----- Trecho do documento -----

Afoot and light-hearted I take to the open road,
Healthy, free, the world before me,
The long brown path before me leading wherever I choose.
Henceforth I ask not good-fortune, I myself am good-fortune,
Henceforth I whimper no more, postpone no more, need nothing,
Done with indoor complaints, libraries, querulous criticisms,
Strong and content I travel the open road.
(Walt Whitman, Song of the Open Road)
Faço uma busca e o Google me devolve incerteza. Não posso te dar uma resposta só. Dharma - diz a Wikipedia - é uma palavra do sânscrito cujo significado varia. Numa das definições, diz-se que “com respeito ao seu significado espiritual, [dharma] pode ser considerado como o ‘Caminho para a Verdade Superior’".
Entre os muitos sentidos possíveis, decido ficar com este último por uma questão de gosto. Ele é perfeito para descrever o que esta palavra faz por mim: dharma é uma estrada cheia de tudo que não tenho a mínima ideia que vou encontrar mas na qual caminho alegremente. Descubro seu desenho à medida dos meus passos. Sei que a estrada é de todo mundo, mas o caminho é só meu.
Lembro de Canção da Estrada Aberta do Walt Whitman, um dos meus poemas preferidos.
Também lembro que adoro caminhar pelas cidades ou por trilhas, e de andar de bicicleta em lugares desconhecidos.
Sempre detestei viajar de carro. Gosto de enfiar meu corpo no perigo, de encostar naquilo que deseja esconder-se. Gosto da inexaustibilidade do Grande Mistério.
Isto tudo me dá mais vontade de escrever sobre o dharma hoje.
Meu pai tinha uma meia dúzia de livros de zen-budismo na estante da nossa casa de infância. Numa noite de frio destas que faz em Curitiba no inverno, deitamos na rede com meu irmão para ouvir historinha.
Eu tinha 8 anos.
Papai abriu o livro.

----- Linhas de dados -----

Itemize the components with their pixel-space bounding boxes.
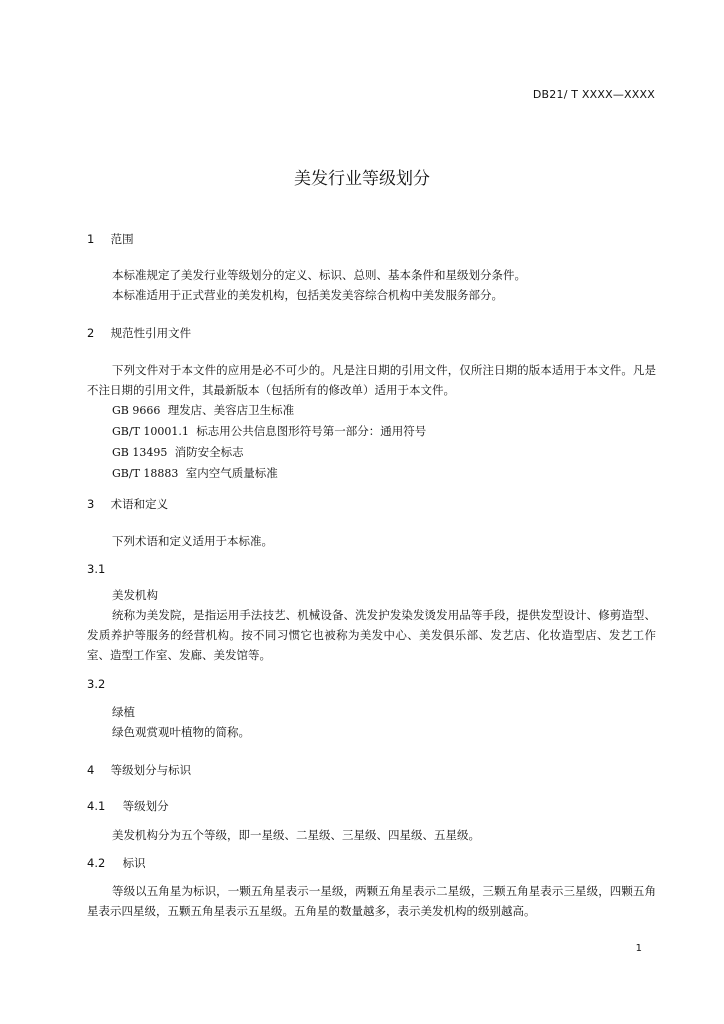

-----

▶ _Tarefa curta_
Prolongue o texto sobre o dharma a partir da última frase apresentada. O material não tem papel nenhum aqui.

▶ _Resultado final_
Na história, um monge zen bem velho conversava com um menino. Eles pegavam um bote e saíam remando por um lago no Japão.
Pedi pro papai parar. Queria muito que ele fechasse o livro rápido e colocasse na estante. Ele obedeceu.
A vida do monge e do estudante era a vida verdadeira.
Eu, por outro lado, não tinha nenhum monge na vida, nenhum lago poético do Japão e ainda por cima tinha que assistir programas idiotas na tv da nossa casa na periferia de Curitiba.
Tudo aquilo me deu uma tristeza imensa.
A vida que eu levava era artificial e errada, faltava-me esperança.
O melhor que eu podia fazer era fechar o livro e tentar ver algum sentido no que eu tinha, mesmo sabendo do fundo do coração que a vida que eu queria era outra.
Isso foi há muitos anos.
A intuição de que eu desejava a historinha zen nunca desapareceu, apesar de ir ficando meio esquecida embaixo da pilha de louça suja chamada vida enquanto meu corpo virava o de uma mulher adulta.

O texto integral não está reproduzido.